Reply with one number: the count of lines in the listing that contain the string "CABRAL".

-- begin RECORDS SUPPLIED --

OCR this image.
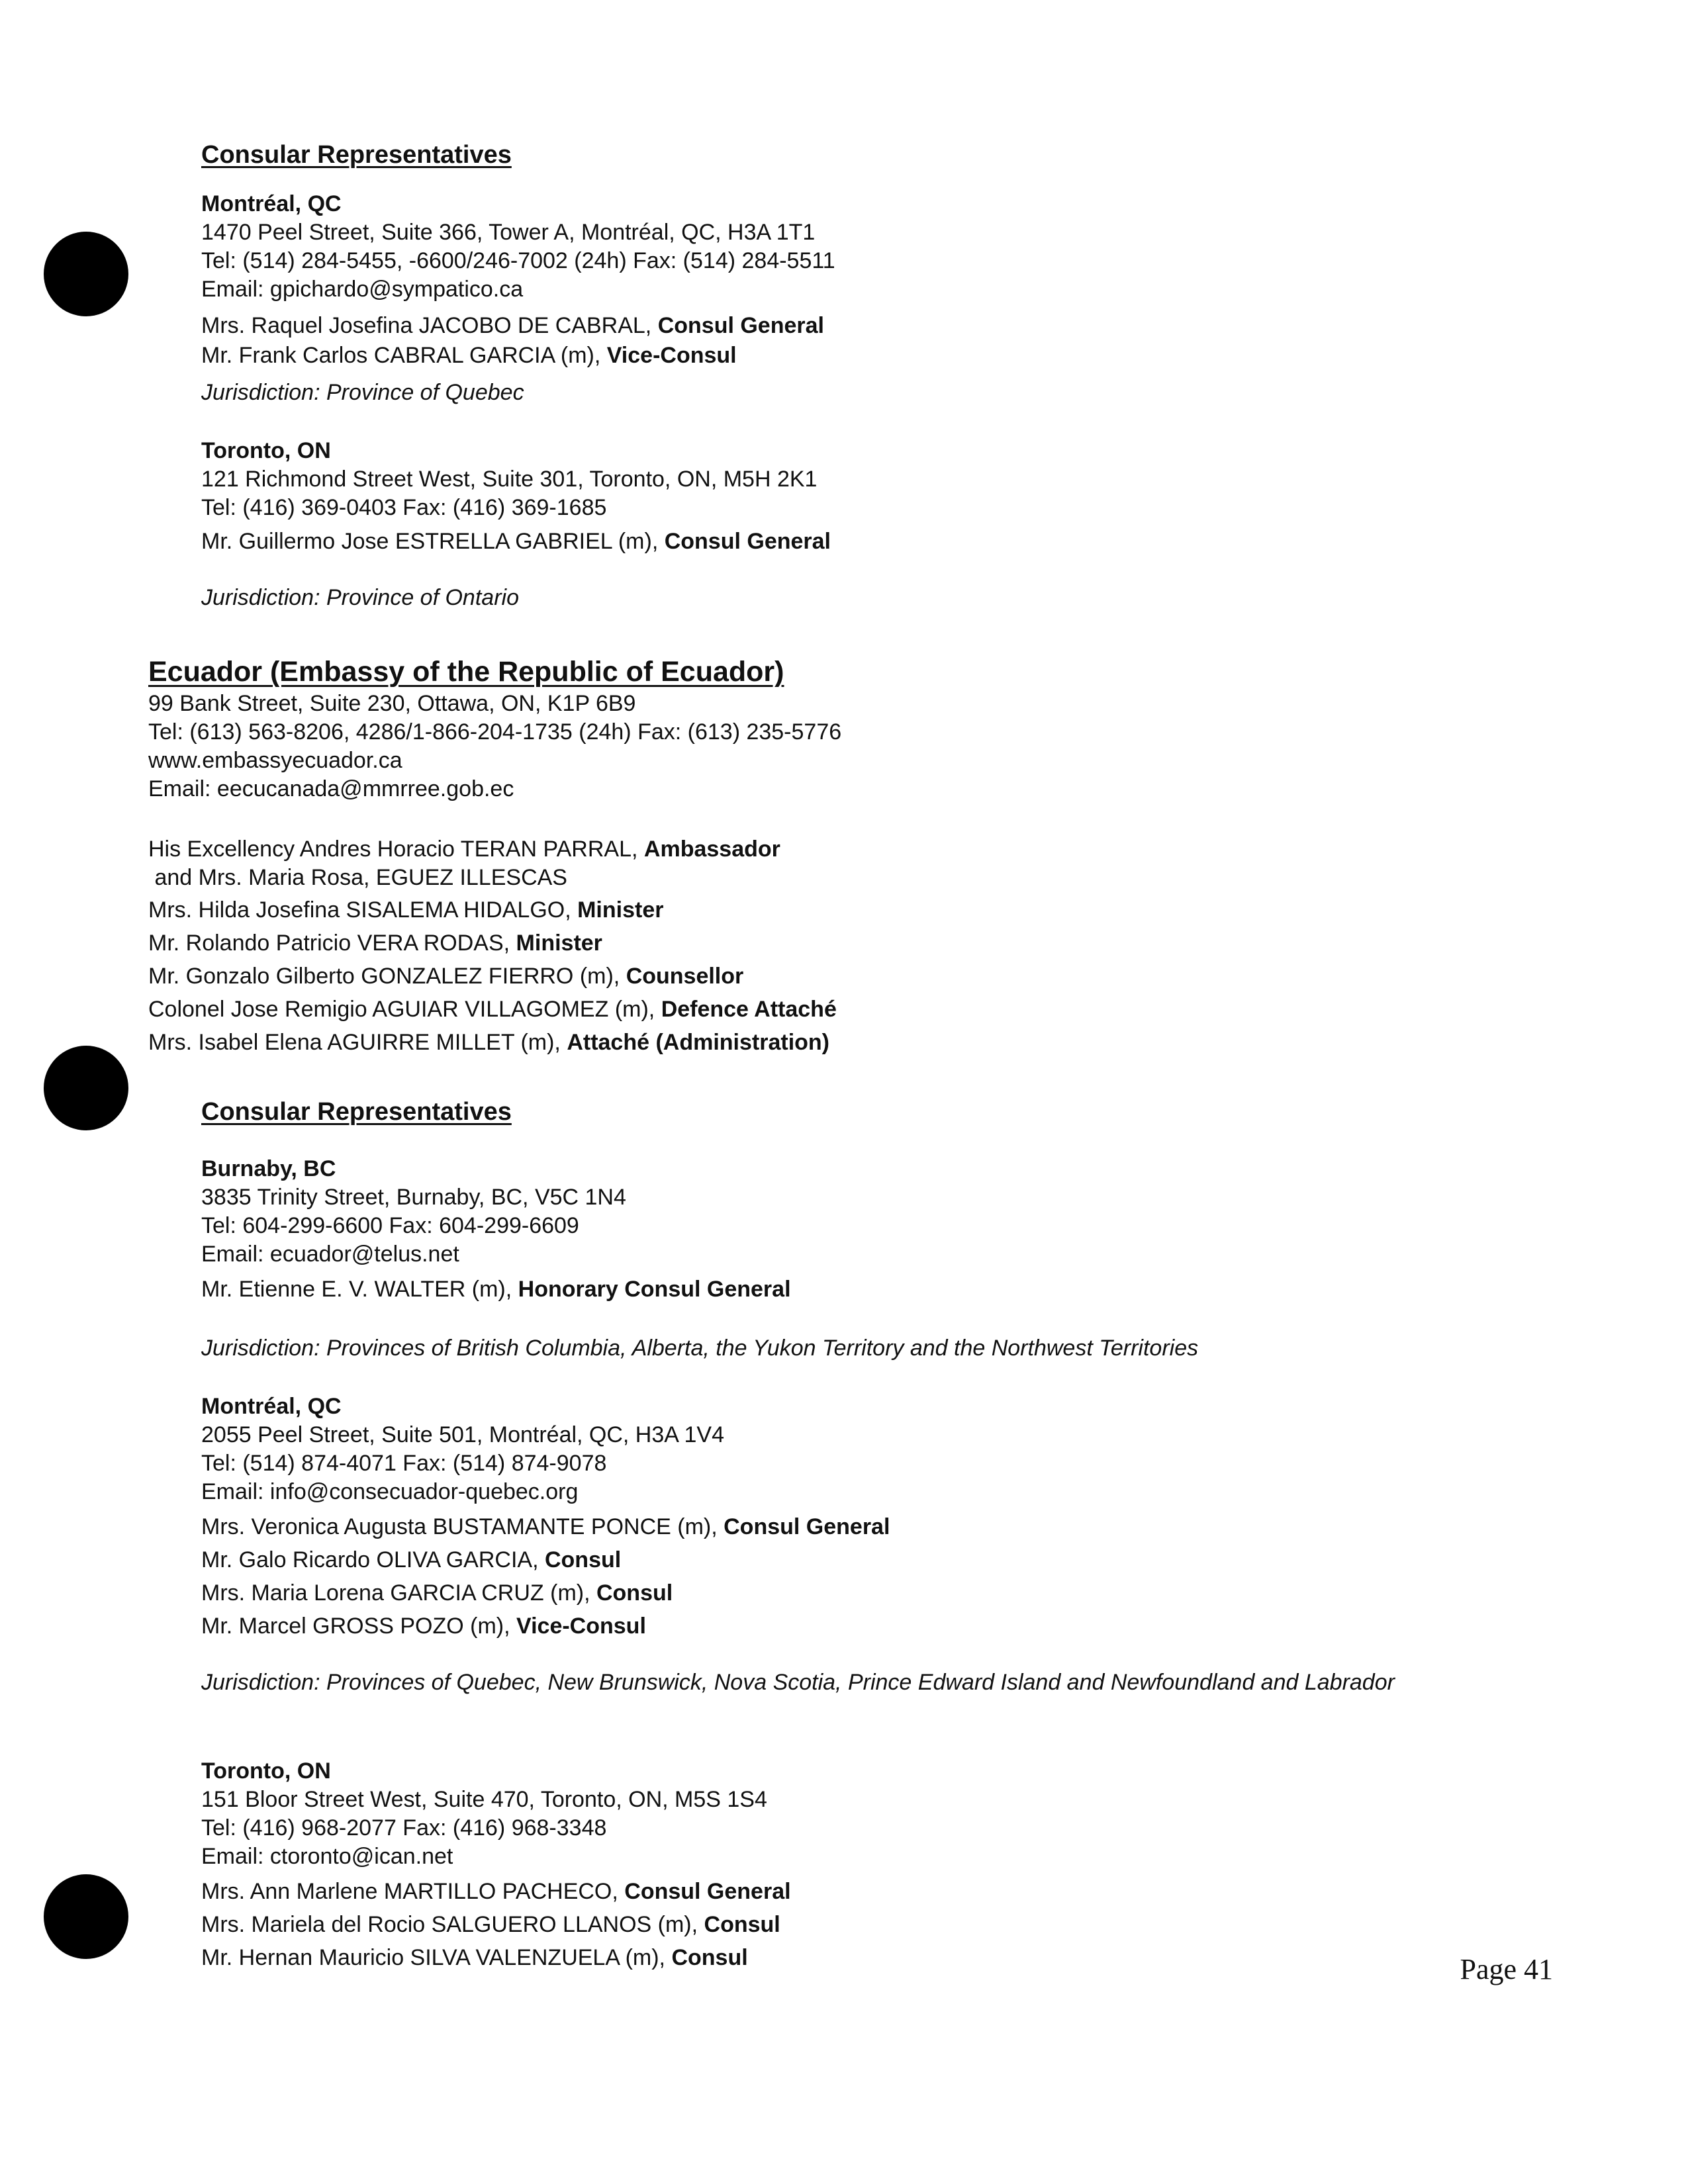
Consular Representatives

Montréal, QC

1470 Peel Street, Suite 366, Tower A, Montréal, QC, H3A 1T1

Tel: (514) 284-5455, -6600/246-7002 (24h) Fax: (514) 284-5511

Email: gpichardo@sympatico.ca

Mrs. Raquel Josefina JACOBO DE CABRAL, Consul General

Mr. Frank Carlos CABRAL GARCIA (m), Vice-Consul

Jurisdiction: Province of Quebec

Toronto, ON

121 Richmond Street West, Suite 301, Toronto, ON, M5H 2K1

Tel: (416) 369-0403 Fax: (416) 369-1685

Mr. Guillermo Jose ESTRELLA GABRIEL (m), Consul General

Jurisdiction: Province of Ontario

Ecuador (Embassy of the Republic of Ecuador)

99 Bank Street, Suite 230, Ottawa, ON, K1P 6B9

Tel: (613) 563-8206, 4286/1-866-204-1735 (24h) Fax: (613) 235-5776

www.embassyecuador.ca

Email: eecucanada@mmrree.gob.ec

His Excellency Andres Horacio TERAN PARRAL, Ambassador

and Mrs. Maria Rosa, EGUEZ ILLESCAS

Mrs. Hilda Josefina SISALEMA HIDALGO, Minister

Mr. Rolando Patricio VERA RODAS, Minister

Mr. Gonzalo Gilberto GONZALEZ FIERRO (m), Counsellor

Colonel Jose Remigio AGUIAR VILLAGOMEZ (m), Defence Attaché

Mrs. Isabel Elena AGUIRRE MILLET (m), Attaché (Administration)

Consular Representatives

Burnaby, BC

3835 Trinity Street, Burnaby, BC, V5C 1N4

Tel: 604-299-6600 Fax: 604-299-6609

Email: ecuador@telus.net

Mr. Etienne E. V. WALTER (m), Honorary Consul General

Jurisdiction: Provinces of British Columbia, Alberta, the Yukon Territory and the Northwest Territories

Montréal, QC

2055 Peel Street, Suite 501, Montréal, QC, H3A 1V4

Tel: (514) 874-4071 Fax: (514) 874-9078

Email: info@consecuador-quebec.org

Mrs. Veronica Augusta BUSTAMANTE PONCE (m), Consul General

Mr. Galo Ricardo OLIVA GARCIA, Consul

Mrs. Maria Lorena GARCIA CRUZ (m), Consul

Mr. Marcel GROSS POZO (m), Vice-Consul

Jurisdiction: Provinces of Quebec, New Brunswick, Nova Scotia, Prince Edward Island and Newfoundland and Labrador

Toronto, ON

151 Bloor Street West, Suite 470, Toronto, ON, M5S 1S4

Tel: (416) 968-2077 Fax: (416) 968-3348

Email: ctoronto@ican.net

Mrs. Ann Marlene MARTILLO PACHECO, Consul General

Mrs. Mariela del Rocio SALGUERO LLANOS (m), Consul

Mr. Hernan Mauricio SILVA VALENZUELA (m), Consul	Page 41
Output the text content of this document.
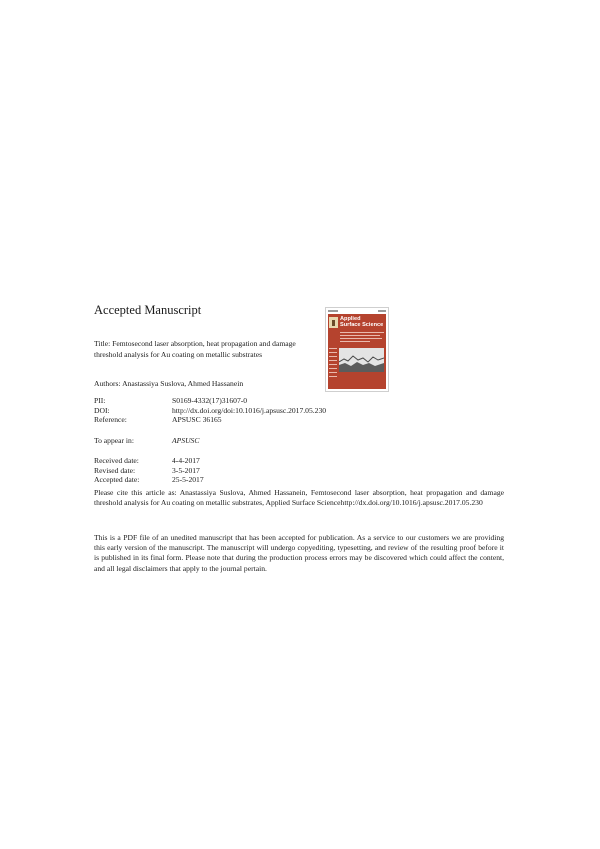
Accepted Manuscript
Title: Femtosecond laser absorption, heat propagation and damage threshold analysis for Au coating on metallic substrates
Authors: Anastassiya Suslova, Ahmed Hassanein
PII:	S0169-4332(17)31607-0
DOI:	http://dx.doi.org/doi:10.1016/j.apsusc.2017.05.230
Reference:	APSUSC 36165
To appear in:	APSUSC
Received date:	4-4-2017
Revised date:	3-5-2017
Accepted date:	25-5-2017

Please cite this article as: Anastassiya Suslova, Ahmed Hassanein, Femtosecond laser absorption, heat propagation and damage threshold analysis for Au coating on metallic substrates, Applied Surface Sciencehttp://dx.doi.org/10.1016/j.apsusc.2017.05.230

This is a PDF file of an unedited manuscript that has been accepted for publication. As a service to our customers we are providing this early version of the manuscript. The manuscript will undergo copyediting, typesetting, and review of the resulting proof before it is published in its final form. Please note that during the production process errors may be discovered which could affect the content, and all legal disclaimers that apply to the journal pertain.

Applied
Surface Science
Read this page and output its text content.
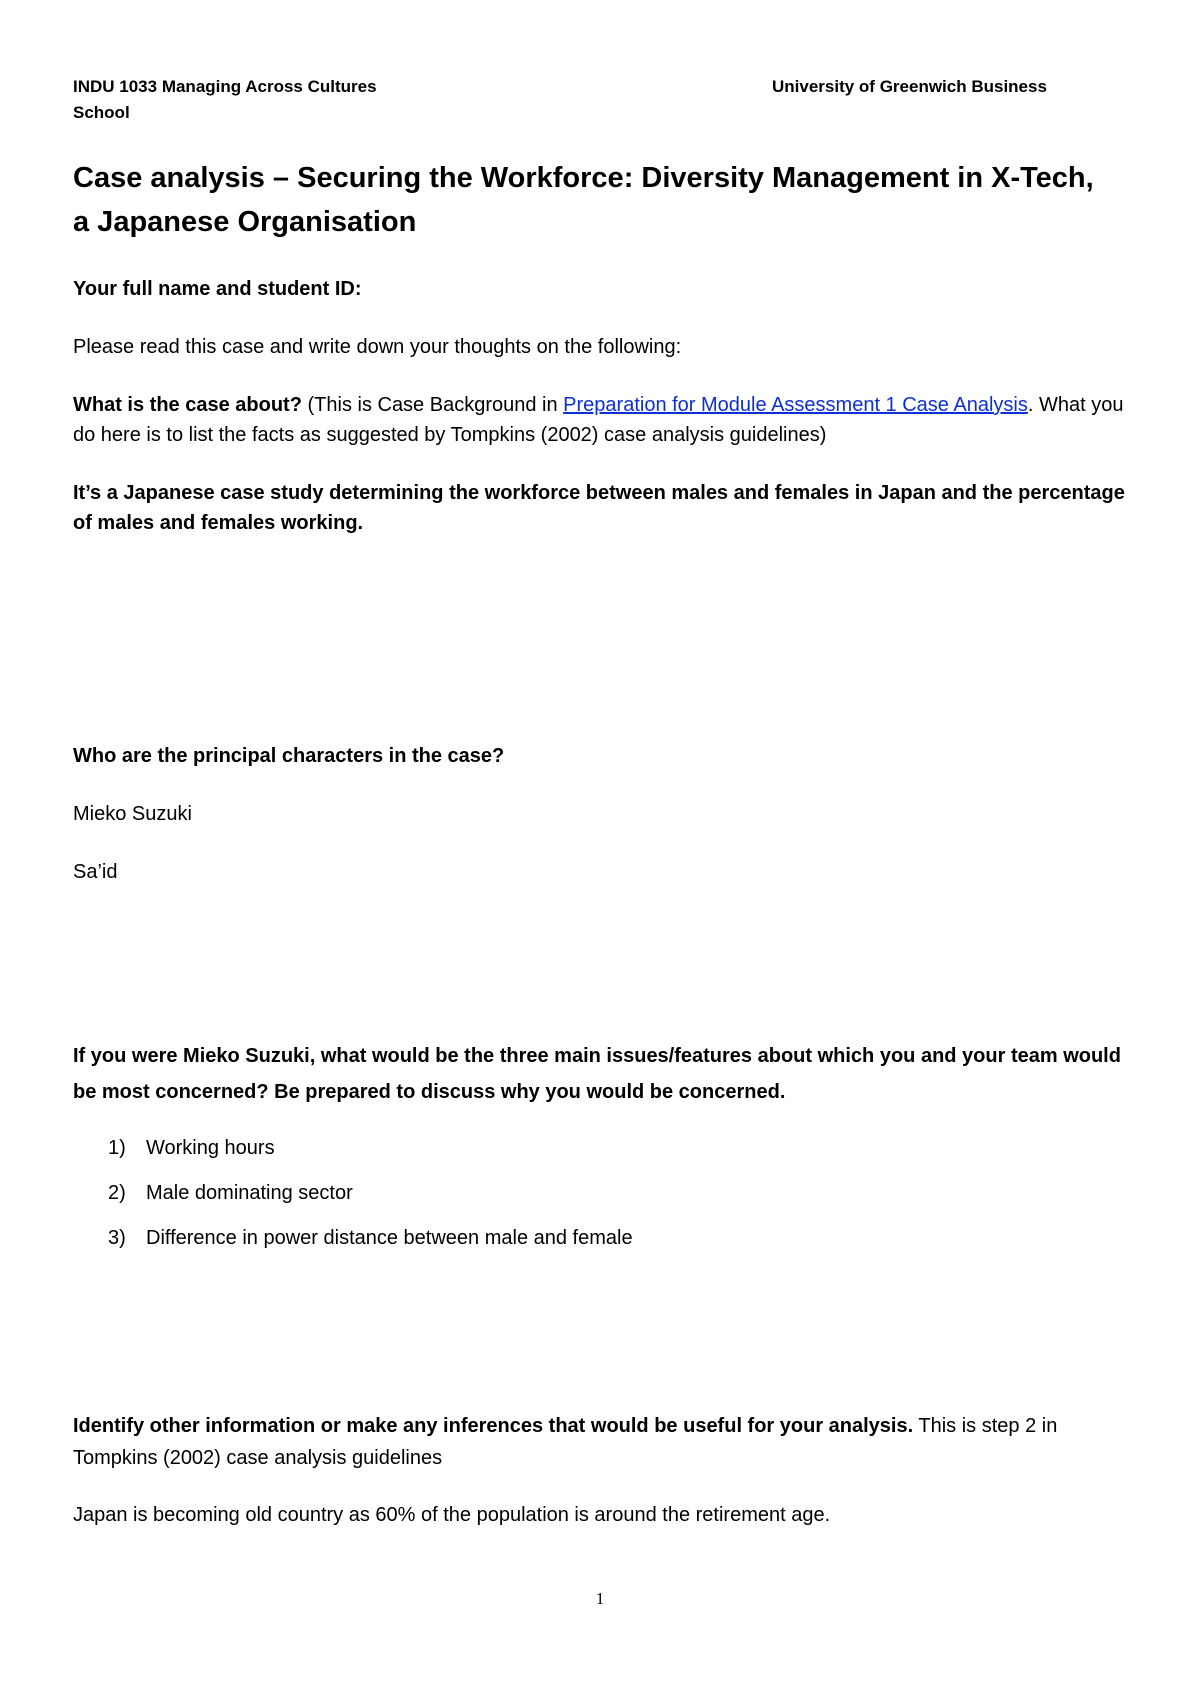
INDU 1033 Managing Across Cultures	University of Greenwich Business
School
Case analysis – Securing the Workforce: Diversity Management in X-Tech, a Japanese Organisation

Your full name and student ID:

Please read this case and write down your thoughts on the following:

What is the case about? (This is Case Background in Preparation for Module Assessment 1 Case Analysis. What you do here is to list the facts as suggested by Tompkins (2002) case analysis guidelines)

It’s a Japanese case study determining the workforce between males and females in Japan and the percentage of males and females working.

Who are the principal characters in the case?

Mieko Suzuki

Sa’id

If you were Mieko Suzuki, what would be the three main issues/features about which you and your team would be most concerned? Be prepared to discuss why you would be concerned.

1) Working hours
2) Male dominating sector
3) Difference in power distance between male and female

Identify other information or make any inferences that would be useful for your analysis. This is step 2 in Tompkins (2002) case analysis guidelines

Japan is becoming old country as 60% of the population is around the retirement age.

1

-- end RECORDS SUPPLIED --

RESULT OF THE TASK | 2